Locate the lines of the listing below that hold "Camera", then copy each of them.

— Start of MATERIAL PROVIDED —

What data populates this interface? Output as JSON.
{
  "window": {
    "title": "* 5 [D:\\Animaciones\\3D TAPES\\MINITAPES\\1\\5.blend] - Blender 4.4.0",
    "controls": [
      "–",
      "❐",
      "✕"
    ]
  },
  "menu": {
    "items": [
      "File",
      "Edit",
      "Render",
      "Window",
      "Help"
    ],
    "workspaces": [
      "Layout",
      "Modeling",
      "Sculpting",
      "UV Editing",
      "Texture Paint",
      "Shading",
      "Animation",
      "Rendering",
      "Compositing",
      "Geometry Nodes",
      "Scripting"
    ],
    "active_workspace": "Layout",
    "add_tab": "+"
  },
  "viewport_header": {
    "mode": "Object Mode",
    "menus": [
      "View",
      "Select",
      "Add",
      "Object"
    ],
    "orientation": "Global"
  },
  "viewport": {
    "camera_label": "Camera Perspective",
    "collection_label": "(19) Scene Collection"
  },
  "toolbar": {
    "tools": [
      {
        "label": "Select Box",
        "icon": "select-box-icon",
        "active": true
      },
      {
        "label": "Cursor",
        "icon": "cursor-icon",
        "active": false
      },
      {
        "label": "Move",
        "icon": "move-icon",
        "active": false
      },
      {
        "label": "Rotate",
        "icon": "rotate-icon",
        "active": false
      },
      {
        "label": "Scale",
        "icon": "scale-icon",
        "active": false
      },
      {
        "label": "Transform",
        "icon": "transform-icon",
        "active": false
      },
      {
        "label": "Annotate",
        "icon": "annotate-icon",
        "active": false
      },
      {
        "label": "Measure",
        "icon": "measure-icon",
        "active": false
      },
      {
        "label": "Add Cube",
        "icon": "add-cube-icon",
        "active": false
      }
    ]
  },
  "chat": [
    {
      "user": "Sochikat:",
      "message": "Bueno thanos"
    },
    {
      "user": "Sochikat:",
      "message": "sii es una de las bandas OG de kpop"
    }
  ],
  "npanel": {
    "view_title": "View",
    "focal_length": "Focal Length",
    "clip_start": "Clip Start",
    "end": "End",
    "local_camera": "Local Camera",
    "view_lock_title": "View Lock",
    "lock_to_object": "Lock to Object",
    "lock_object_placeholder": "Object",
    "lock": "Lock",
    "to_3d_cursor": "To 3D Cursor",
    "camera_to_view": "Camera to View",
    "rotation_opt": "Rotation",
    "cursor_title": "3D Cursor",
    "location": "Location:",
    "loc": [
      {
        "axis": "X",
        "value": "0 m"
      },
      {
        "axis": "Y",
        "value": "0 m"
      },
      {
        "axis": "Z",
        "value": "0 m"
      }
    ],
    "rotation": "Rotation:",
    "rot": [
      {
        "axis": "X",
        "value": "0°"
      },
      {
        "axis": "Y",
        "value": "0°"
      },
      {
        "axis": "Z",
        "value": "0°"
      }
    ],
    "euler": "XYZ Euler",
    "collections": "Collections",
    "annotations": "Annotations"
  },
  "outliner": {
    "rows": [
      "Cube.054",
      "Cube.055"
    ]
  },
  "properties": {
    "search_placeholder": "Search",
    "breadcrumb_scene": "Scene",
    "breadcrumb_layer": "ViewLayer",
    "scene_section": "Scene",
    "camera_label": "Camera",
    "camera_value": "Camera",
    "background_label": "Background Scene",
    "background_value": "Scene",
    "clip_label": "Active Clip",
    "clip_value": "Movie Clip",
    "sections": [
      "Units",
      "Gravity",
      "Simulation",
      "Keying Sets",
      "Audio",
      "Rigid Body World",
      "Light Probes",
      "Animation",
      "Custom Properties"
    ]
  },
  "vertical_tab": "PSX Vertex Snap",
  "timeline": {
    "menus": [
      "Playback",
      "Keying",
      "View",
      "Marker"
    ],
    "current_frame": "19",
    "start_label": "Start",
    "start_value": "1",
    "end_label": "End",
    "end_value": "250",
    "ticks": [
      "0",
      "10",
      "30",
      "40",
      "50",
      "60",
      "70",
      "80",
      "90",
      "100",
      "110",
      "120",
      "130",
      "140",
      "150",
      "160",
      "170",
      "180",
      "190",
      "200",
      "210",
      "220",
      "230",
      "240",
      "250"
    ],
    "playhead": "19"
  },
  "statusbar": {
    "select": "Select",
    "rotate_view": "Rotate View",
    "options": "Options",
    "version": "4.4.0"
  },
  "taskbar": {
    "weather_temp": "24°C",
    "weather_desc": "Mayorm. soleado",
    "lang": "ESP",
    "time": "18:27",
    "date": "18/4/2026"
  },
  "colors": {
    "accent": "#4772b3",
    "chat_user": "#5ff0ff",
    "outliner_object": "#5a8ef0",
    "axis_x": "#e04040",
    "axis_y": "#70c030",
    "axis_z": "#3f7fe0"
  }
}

— End of MATERIAL PROVIDED —

* RESPONSE:
    "camera_label": "Camera Perspective",
    "local_camera": "Local Camera",
    "camera_to_view": "Camera to View",
    "camera_label": "Camera",
    "camera_value": "Camera",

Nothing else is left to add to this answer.